+++ MATERIAL FOR THIS EXERCISE

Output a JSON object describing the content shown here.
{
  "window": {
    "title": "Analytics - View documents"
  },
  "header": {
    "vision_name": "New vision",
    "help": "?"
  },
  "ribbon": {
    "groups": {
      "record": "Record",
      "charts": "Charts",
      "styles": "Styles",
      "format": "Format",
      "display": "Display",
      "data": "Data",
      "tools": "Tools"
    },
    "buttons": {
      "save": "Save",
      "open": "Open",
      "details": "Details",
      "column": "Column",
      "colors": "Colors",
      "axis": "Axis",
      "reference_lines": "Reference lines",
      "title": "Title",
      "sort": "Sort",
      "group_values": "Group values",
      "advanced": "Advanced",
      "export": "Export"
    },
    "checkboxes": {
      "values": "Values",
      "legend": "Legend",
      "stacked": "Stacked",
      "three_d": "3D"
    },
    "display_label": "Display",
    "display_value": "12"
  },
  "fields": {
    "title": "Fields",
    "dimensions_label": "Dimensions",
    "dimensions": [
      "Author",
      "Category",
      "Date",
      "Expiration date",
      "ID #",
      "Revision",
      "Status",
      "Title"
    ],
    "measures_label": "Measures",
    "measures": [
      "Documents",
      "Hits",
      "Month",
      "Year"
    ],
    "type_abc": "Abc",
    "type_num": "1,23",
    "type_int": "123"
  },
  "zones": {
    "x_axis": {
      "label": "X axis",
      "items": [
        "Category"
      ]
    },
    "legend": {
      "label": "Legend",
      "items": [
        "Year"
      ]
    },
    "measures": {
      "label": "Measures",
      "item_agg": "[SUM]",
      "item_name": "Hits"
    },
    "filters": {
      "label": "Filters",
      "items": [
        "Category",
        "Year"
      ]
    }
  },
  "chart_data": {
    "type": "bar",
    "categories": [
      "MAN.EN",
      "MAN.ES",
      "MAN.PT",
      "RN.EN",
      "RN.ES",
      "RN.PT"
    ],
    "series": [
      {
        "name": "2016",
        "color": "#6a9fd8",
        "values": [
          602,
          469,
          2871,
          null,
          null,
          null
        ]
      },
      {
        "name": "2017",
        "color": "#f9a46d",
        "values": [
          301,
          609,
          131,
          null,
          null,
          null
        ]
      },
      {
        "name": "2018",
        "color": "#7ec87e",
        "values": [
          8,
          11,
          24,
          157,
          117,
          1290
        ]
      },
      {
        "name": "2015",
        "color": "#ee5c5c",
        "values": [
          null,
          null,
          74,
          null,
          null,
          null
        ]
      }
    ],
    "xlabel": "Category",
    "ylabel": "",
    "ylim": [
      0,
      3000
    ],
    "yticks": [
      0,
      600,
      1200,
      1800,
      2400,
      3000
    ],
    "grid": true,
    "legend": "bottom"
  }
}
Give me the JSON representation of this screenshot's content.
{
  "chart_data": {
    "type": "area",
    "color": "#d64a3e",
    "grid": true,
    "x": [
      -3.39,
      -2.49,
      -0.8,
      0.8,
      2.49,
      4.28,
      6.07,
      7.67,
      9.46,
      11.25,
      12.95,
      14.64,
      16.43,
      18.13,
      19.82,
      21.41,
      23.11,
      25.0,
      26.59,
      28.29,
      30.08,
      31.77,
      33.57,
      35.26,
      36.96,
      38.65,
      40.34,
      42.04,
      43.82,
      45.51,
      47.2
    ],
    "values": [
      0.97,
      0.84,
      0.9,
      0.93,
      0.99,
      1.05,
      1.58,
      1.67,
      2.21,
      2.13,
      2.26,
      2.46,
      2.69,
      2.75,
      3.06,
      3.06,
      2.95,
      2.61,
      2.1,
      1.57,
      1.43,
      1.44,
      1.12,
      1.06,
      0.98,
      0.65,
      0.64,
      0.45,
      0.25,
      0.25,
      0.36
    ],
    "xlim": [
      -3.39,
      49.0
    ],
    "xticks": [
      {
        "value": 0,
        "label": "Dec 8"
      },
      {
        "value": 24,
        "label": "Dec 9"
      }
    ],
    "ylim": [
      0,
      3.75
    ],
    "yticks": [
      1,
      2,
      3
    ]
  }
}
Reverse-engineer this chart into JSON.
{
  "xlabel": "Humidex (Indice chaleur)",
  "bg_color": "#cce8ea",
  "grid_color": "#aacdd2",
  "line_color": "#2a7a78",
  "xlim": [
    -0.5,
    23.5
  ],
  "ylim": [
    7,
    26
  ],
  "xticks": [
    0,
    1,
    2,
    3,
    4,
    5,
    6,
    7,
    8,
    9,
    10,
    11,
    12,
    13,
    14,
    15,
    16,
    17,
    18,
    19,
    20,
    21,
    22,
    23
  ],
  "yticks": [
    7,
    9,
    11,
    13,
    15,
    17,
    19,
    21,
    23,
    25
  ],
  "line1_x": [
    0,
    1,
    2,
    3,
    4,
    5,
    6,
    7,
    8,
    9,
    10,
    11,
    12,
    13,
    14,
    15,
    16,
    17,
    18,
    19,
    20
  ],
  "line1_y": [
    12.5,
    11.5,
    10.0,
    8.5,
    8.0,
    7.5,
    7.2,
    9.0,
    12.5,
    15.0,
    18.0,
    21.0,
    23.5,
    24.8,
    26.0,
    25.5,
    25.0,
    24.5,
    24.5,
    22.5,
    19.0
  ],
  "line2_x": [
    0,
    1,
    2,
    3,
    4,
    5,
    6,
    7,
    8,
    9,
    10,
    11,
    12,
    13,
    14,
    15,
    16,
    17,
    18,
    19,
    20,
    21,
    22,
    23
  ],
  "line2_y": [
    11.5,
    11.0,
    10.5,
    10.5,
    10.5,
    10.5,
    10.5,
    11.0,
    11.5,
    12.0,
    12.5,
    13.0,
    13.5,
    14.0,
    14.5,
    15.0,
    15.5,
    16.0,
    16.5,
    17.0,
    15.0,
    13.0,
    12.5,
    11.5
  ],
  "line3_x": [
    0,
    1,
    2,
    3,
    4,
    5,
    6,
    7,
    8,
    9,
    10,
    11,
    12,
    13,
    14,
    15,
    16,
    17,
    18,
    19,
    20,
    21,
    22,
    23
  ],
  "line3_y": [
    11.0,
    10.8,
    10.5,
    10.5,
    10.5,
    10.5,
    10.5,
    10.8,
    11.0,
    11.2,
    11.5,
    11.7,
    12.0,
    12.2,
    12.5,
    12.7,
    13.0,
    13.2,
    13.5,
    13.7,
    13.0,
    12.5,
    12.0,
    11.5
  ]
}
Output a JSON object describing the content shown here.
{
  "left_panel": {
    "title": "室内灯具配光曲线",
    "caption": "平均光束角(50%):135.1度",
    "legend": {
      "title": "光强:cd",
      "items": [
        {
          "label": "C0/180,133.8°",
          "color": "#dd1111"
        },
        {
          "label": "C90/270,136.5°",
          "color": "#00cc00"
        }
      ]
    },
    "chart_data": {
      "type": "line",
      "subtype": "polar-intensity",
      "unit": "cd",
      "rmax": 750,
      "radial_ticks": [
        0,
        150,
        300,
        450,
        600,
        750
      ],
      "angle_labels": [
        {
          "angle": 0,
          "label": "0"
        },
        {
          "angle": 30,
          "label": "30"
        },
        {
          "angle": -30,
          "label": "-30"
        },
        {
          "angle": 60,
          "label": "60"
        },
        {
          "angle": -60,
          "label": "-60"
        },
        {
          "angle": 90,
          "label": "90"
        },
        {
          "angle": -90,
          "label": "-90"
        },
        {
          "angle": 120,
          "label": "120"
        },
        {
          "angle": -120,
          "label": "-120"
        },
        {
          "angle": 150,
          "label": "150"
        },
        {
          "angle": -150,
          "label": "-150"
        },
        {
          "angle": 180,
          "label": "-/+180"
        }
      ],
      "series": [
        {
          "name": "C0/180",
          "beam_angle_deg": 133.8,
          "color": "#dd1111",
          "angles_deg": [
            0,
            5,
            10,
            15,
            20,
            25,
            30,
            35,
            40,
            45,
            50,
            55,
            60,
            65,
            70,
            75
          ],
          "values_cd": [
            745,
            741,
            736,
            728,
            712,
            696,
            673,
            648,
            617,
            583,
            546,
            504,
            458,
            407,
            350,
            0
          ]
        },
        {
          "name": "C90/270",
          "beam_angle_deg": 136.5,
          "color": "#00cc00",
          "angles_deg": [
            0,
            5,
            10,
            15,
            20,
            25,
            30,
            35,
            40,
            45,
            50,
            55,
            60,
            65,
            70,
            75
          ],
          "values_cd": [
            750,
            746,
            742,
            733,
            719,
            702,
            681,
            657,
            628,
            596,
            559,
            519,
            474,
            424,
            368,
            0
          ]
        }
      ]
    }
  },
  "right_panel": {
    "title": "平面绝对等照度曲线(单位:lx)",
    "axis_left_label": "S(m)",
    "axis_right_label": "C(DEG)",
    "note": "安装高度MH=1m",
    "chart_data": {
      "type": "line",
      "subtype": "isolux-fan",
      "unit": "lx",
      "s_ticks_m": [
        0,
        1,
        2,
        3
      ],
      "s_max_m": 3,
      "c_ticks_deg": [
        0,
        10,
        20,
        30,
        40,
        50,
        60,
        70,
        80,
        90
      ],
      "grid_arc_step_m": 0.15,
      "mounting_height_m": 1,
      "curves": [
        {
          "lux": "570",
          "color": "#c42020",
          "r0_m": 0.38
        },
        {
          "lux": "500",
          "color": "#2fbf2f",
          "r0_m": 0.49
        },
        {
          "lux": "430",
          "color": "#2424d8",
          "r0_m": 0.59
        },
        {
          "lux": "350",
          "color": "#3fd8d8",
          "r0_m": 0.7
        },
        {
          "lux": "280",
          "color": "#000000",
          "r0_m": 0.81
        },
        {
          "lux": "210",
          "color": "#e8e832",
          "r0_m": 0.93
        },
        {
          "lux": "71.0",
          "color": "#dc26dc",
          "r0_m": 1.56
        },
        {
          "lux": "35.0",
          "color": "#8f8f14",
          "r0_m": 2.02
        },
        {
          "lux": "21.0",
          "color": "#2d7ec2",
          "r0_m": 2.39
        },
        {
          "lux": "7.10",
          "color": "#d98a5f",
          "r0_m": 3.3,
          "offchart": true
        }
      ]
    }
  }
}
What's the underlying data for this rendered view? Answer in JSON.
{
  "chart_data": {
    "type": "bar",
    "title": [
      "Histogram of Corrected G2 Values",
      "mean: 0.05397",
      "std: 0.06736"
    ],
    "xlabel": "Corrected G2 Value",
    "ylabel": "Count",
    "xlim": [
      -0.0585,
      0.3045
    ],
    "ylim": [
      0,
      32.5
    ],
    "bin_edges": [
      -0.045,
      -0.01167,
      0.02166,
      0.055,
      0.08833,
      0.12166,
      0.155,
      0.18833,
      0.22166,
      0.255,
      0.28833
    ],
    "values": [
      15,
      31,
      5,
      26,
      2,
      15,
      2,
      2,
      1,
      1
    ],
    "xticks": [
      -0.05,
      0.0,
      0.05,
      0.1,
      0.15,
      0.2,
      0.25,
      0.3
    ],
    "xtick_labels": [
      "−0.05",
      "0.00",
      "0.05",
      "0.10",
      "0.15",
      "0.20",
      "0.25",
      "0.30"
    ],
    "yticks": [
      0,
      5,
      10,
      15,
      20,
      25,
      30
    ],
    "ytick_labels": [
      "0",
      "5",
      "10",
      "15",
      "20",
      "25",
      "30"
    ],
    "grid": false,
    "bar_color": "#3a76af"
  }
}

++++++

## THE TASK
Check every line for "subtype" and show the ones that have it.

## RESPONSE BELOW
      "subtype": "polar-intensity",
      "subtype": "isolux-fan",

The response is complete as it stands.